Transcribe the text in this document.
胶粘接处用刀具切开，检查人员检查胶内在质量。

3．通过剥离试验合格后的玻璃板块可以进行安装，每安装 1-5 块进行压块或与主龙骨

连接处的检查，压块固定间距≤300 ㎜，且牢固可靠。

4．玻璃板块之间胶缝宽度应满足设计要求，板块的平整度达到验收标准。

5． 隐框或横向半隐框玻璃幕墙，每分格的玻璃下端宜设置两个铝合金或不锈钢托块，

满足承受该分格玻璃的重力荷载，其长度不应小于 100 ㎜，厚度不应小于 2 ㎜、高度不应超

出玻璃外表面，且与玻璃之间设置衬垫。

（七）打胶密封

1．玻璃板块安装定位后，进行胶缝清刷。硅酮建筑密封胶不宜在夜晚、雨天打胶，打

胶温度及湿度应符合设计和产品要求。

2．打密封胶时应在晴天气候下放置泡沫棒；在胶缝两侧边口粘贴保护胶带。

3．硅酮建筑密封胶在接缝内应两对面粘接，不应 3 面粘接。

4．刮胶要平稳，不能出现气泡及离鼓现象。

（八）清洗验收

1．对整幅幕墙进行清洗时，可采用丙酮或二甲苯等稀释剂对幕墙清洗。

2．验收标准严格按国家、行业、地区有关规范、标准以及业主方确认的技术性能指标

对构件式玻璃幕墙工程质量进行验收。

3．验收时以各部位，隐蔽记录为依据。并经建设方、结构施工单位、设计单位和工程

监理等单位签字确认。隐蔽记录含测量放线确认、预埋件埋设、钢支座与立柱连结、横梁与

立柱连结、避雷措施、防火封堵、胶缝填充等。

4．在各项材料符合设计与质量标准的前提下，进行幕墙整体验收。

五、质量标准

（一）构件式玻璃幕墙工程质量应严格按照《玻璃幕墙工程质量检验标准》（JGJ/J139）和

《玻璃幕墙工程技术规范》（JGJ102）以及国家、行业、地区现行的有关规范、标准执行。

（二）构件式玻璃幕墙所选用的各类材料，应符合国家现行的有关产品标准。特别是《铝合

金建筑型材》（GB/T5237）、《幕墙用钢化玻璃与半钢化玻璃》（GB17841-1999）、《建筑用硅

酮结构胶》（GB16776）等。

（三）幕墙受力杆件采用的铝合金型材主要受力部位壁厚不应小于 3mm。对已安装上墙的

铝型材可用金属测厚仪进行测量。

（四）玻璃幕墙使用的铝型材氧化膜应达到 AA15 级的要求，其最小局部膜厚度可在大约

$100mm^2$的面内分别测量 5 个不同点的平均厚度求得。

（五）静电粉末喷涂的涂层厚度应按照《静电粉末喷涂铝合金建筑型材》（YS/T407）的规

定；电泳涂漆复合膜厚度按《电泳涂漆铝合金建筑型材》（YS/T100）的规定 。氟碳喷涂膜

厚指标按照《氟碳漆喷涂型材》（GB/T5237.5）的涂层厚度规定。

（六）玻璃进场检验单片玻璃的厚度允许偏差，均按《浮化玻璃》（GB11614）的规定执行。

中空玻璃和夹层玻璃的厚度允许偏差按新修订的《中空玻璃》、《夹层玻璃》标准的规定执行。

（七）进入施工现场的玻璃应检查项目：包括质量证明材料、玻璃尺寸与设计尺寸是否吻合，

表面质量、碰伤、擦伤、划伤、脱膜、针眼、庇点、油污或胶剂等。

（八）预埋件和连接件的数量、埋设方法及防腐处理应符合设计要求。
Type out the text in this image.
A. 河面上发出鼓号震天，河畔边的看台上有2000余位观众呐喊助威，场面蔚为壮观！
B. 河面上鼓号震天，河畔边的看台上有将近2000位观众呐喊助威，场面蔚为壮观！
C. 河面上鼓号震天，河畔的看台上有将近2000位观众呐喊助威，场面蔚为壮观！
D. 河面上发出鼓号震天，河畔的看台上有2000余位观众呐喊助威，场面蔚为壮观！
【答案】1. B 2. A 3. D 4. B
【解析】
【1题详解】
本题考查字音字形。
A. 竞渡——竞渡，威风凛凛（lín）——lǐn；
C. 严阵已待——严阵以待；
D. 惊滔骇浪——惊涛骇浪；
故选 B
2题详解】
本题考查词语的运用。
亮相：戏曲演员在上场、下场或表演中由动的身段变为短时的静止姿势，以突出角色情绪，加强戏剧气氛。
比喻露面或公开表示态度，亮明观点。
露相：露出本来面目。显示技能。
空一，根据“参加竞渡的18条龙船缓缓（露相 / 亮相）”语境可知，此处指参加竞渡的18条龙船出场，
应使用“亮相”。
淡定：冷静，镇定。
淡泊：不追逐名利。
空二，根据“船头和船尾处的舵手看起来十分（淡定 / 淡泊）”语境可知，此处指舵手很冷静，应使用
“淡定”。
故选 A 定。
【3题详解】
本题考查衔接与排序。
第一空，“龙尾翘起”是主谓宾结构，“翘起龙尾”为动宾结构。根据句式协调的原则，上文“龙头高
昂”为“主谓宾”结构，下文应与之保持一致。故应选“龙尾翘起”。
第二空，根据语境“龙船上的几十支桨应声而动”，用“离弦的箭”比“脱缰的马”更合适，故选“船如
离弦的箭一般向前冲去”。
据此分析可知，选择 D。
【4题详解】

Given problem:
Restate the data above word for word.

The response:
Transcribe the text in this document.
胶粘接处用刀具切开，检查人员检查胶内在质量。

3．通过剥离试验合格后的玻璃板块可以进行安装，每安装 1-5 块进行压块或与主龙骨

连接处的检查，压块固定间距≤300 ㎜，且牢固可靠。

4．玻璃板块之间胶缝宽度应满足设计要求，板块的平整度达到验收标准。

5． 隐框或横向半隐框玻璃幕墙，每分格的玻璃下端宜设置两个铝合金或不锈钢托块，

满足承受该分格玻璃的重力荷载，其长度不应小于 100 ㎜，厚度不应小于 2 ㎜、高度不应超

出玻璃外表面，且与玻璃之间设置衬垫。

（七）打胶密封

1．玻璃板块安装定位后，进行胶缝清刷。硅酮建筑密封胶不宜在夜晚、雨天打胶，打

胶温度及湿度应符合设计和产品要求。

2．打密封胶时应在晴天气候下放置泡沫棒；在胶缝两侧边口粘贴保护胶带。

3．硅酮建筑密封胶在接缝内应两对面粘接，不应 3 面粘接。

4．刮胶要平稳，不能出现气泡及离鼓现象。

（八）清洗验收

1．对整幅幕墙进行清洗时，可采用丙酮或二甲苯等稀释剂对幕墙清洗。

2．验收标准严格按国家、行业、地区有关规范、标准以及业主方确认的技术性能指标

对构件式玻璃幕墙工程质量进行验收。

3．验收时以各部位，隐蔽记录为依据。并经建设方、结构施工单位、设计单位和工程

监理等单位签字确认。隐蔽记录含测量放线确认、预埋件埋设、钢支座与立柱连结、横梁与

立柱连结、避雷措施、防火封堵、胶缝填充等。

4．在各项材料符合设计与质量标准的前提下，进行幕墙整体验收。

五、质量标准

（一）构件式玻璃幕墙工程质量应严格按照《玻璃幕墙工程质量检验标准》（JGJ/J139）和

《玻璃幕墙工程技术规范》（JGJ102）以及国家、行业、地区现行的有关规范、标准执行。

（二）构件式玻璃幕墙所选用的各类材料，应符合国家现行的有关产品标准。特别是《铝合

金建筑型材》（GB/T5237）、《幕墙用钢化玻璃与半钢化玻璃》（GB17841-1999）、《建筑用硅

酮结构胶》（GB16776）等。

（三）幕墙受力杆件采用的铝合金型材主要受力部位壁厚不应小于 3mm。对已安装上墙的

铝型材可用金属测厚仪进行测量。

（四）玻璃幕墙使用的铝型材氧化膜应达到 AA15 级的要求，其最小局部膜厚度可在大约

$100mm^2$的面内分别测量 5 个不同点的平均厚度求得。

（五）静电粉末喷涂的涂层厚度应按照《静电粉末喷涂铝合金建筑型材》（YS/T407）的规

定；电泳涂漆复合膜厚度按《电泳涂漆铝合金建筑型材》（YS/T100）的规定 。氟碳喷涂膜

厚指标按照《氟碳漆喷涂型材》（GB/T5237.5）的涂层厚度规定。

（六）玻璃进场检验单片玻璃的厚度允许偏差，均按《浮化玻璃》（GB11614）的规定执行。

中空玻璃和夹层玻璃的厚度允许偏差按新修订的《中空玻璃》、《夹层玻璃》标准的规定执行。

（七）进入施工现场的玻璃应检查项目：包括质量证明材料、玻璃尺寸与设计尺寸是否吻合，

表面质量、碰伤、擦伤、划伤、脱膜、针眼、庇点、油污或胶剂等。

（八）预埋件和连接件的数量、埋设方法及防腐处理应符合设计要求。
Type out the text in this image.
A. 河面上发出鼓号震天，河畔边的看台上有2000余位观众呐喊助威，场面蔚为壮观！
B. 河面上鼓号震天，河畔边的看台上有将近2000位观众呐喊助威，场面蔚为壮观！
C. 河面上鼓号震天，河畔的看台上有将近2000位观众呐喊助威，场面蔚为壮观！
D. 河面上发出鼓号震天，河畔的看台上有2000余位观众呐喊助威，场面蔚为壮观！
【答案】1. B 2. A 3. D 4. B
【解析】
【1题详解】
本题考查字音字形。
A. 竞渡——竞渡，威风凛凛（lín）——lǐn；
C. 严阵已待——严阵以待；
D. 惊滔骇浪——惊涛骇浪；
故选 B
2题详解】
本题考查词语的运用。
亮相：戏曲演员在上场、下场或表演中由动的身段变为短时的静止姿势，以突出角色情绪，加强戏剧气氛。
比喻露面或公开表示态度，亮明观点。
露相：露出本来面目。显示技能。
空一，根据“参加竞渡的18条龙船缓缓（露相 / 亮相）”语境可知，此处指参加竞渡的18条龙船出场，
应使用“亮相”。
淡定：冷静，镇定。
淡泊：不追逐名利。
空二，根据“船头和船尾处的舵手看起来十分（淡定 / 淡泊）”语境可知，此处指舵手很冷静，应使用
“淡定”。
故选 A 定。
【3题详解】
本题考查衔接与排序。
第一空，“龙尾翘起”是主谓宾结构，“翘起龙尾”为动宾结构。根据句式协调的原则，上文“龙头高
昂”为“主谓宾”结构，下文应与之保持一致。故应选“龙尾翘起”。
第二空，根据语境“龙船上的几十支桨应声而动”，用“离弦的箭”比“脱缰的马”更合适，故选“船如
离弦的箭一般向前冲去”。
据此分析可知，选择 D。
【4题详解】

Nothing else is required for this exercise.